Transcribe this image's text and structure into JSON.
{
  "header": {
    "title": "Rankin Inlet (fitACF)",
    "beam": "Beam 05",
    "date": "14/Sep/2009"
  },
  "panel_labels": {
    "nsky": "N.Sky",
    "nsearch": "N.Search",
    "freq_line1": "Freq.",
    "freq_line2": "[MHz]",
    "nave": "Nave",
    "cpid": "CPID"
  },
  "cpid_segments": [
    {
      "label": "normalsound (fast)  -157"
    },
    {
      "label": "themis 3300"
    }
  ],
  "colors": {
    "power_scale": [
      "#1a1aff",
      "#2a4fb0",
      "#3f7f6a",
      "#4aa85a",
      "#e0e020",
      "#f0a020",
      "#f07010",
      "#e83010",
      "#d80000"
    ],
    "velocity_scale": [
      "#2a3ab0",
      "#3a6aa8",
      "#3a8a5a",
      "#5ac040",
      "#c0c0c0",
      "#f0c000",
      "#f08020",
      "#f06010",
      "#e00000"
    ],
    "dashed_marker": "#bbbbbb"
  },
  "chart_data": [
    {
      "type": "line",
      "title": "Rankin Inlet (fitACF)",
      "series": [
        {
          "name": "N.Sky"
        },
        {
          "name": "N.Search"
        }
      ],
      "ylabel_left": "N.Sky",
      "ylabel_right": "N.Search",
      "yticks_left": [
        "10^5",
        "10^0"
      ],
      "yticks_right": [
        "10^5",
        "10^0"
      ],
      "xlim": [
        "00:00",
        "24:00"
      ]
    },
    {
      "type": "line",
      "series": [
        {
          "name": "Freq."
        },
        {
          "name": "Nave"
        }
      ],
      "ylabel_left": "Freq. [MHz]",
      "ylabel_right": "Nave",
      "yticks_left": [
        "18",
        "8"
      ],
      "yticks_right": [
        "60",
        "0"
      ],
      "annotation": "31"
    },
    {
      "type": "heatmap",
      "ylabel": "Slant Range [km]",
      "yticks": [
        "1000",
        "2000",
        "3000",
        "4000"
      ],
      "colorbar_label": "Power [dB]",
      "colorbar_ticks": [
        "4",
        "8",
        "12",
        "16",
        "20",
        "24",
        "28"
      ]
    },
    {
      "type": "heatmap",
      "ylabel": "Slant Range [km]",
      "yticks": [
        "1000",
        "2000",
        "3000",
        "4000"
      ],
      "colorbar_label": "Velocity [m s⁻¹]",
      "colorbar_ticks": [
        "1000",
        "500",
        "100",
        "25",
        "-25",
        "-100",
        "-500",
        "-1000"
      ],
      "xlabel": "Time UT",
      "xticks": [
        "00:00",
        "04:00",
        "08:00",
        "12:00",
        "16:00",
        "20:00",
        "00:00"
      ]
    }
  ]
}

────────────────

# Task brief:
Search the preceding listing for "fitACF" and extract every line where it is found.

# Expected output:
    "title": "Rankin Inlet (fitACF)",
      "title": "Rankin Inlet (fitACF)",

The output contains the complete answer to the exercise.